Print all of the entries exactly, minus the pictures.

======== Data supplied

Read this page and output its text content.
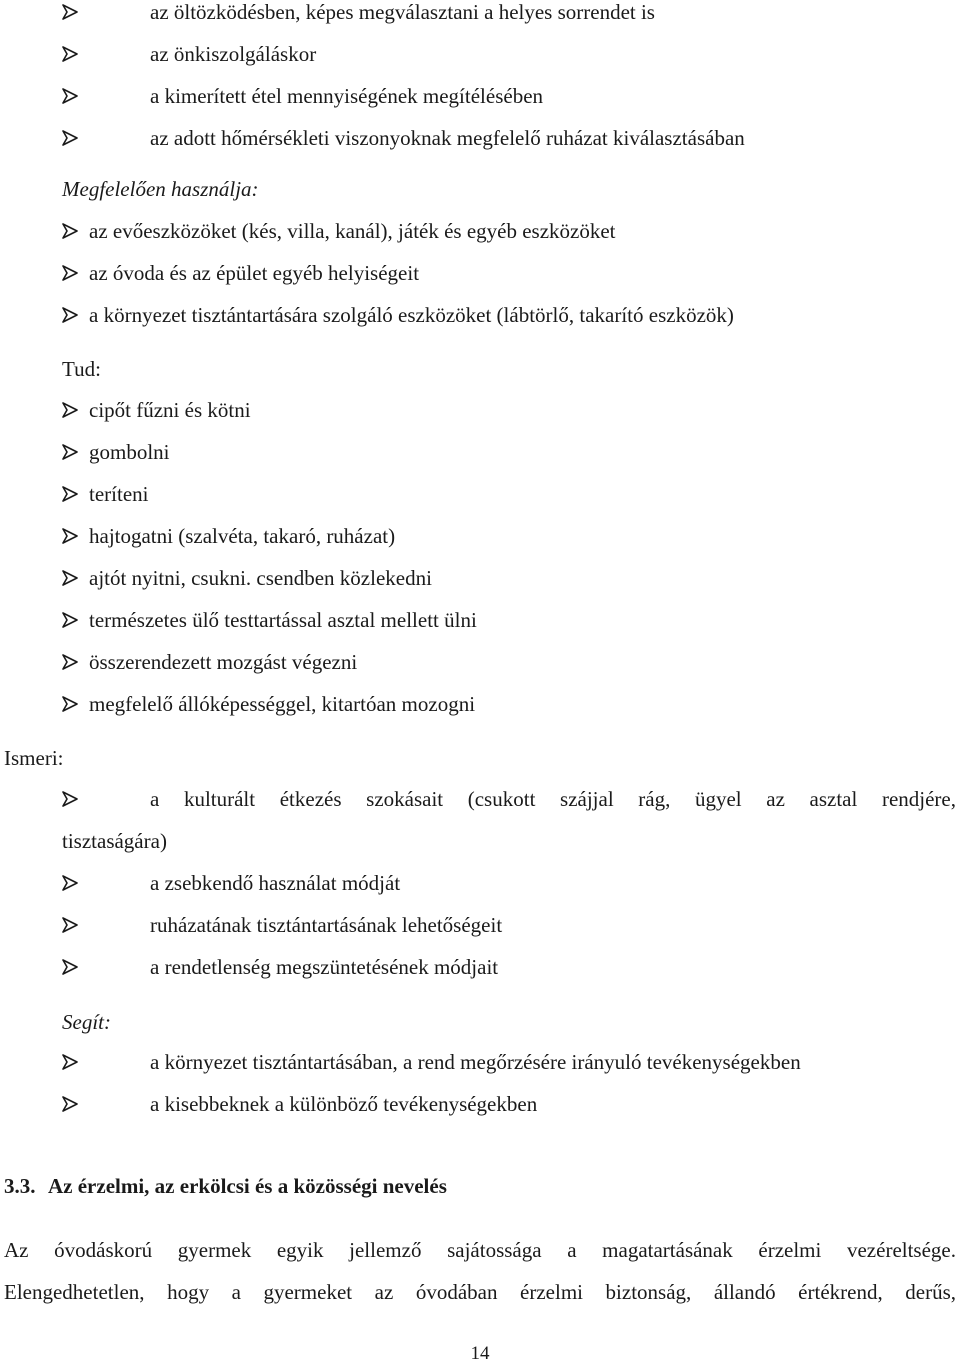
az öltözködésben, képes megválasztani a helyes sorrendet is
az önkiszolgáláskor
a kimerített étel mennyiségének megítélésében
az adott hőmérsékleti viszonyoknak megfelelő ruházat kiválasztásában
Megfelelően használja:
az evőeszközöket (kés, villa, kanál), játék és egyéb eszközöket
az óvoda és az épület egyéb helyiségeit
a környezet tisztántartására szolgáló eszközöket (lábtörlő, takarító eszközök)
Tud:
cipőt fűzni és kötni
gombolni
teríteni
hajtogatni (szalvéta, takaró, ruházat)
ajtót nyitni, csukni. csendben közlekedni
természetes ülő testtartással asztal mellett ülni
összerendezett mozgást végezni
megfelelő állóképességgel, kitartóan mozogni
Ismeri:
a kulturált étkezés szokásait (csukott szájjal rág, ügyel az asztal rendjére,
tisztaságára)
a zsebkendő használat módját
ruházatának tisztántartásának lehetőségeit
a rendetlenség megszüntetésének módjait
Segít:
a környezet tisztántartásában, a rend megőrzésére irányuló tevékenységekben
a kisebbeknek a különböző tevékenységekben
3.3. Az érzelmi, az erkölcsi és a közösségi nevelés
Az óvodáskorú gyermek egyik jellemző sajátossága a magatartásának érzelmi vezéreltsége.
Elengedhetetlen, hogy a gyermeket az óvodában érzelmi biztonság, állandó értékrend, derűs,
14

================

> _Task result_
Read this page and output its text content.
az öltözködésben, képes megválasztani a helyes sorrendet is
az önkiszolgáláskor
a kimerített étel mennyiségének megítélésében
az adott hőmérsékleti viszonyoknak megfelelő ruházat kiválasztásában
Megfelelően használja:
az evőeszközöket (kés, villa, kanál), játék és egyéb eszközöket
az óvoda és az épület egyéb helyiségeit
a környezet tisztántartására szolgáló eszközöket (lábtörlő, takarító eszközök)
Tud:
cipőt fűzni és kötni
gombolni
teríteni
hajtogatni (szalvéta, takaró, ruházat)
ajtót nyitni, csukni. csendben közlekedni
természetes ülő testtartással asztal mellett ülni
összerendezett mozgást végezni
megfelelő állóképességgel, kitartóan mozogni
Ismeri:
a kulturált étkezés szokásait (csukott szájjal rág, ügyel az asztal rendjére,
tisztaságára)
a zsebkendő használat módját
ruházatának tisztántartásának lehetőségeit
a rendetlenség megszüntetésének módjait
Segít:
a környezet tisztántartásában, a rend megőrzésére irányuló tevékenységekben
a kisebbeknek a különböző tevékenységekben
3.3. Az érzelmi, az erkölcsi és a közösségi nevelés
Az óvodáskorú gyermek egyik jellemző sajátossága a magatartásának érzelmi vezéreltsége.
Elengedhetetlen, hogy a gyermeket az óvodában érzelmi biztonság, állandó értékrend, derűs,
14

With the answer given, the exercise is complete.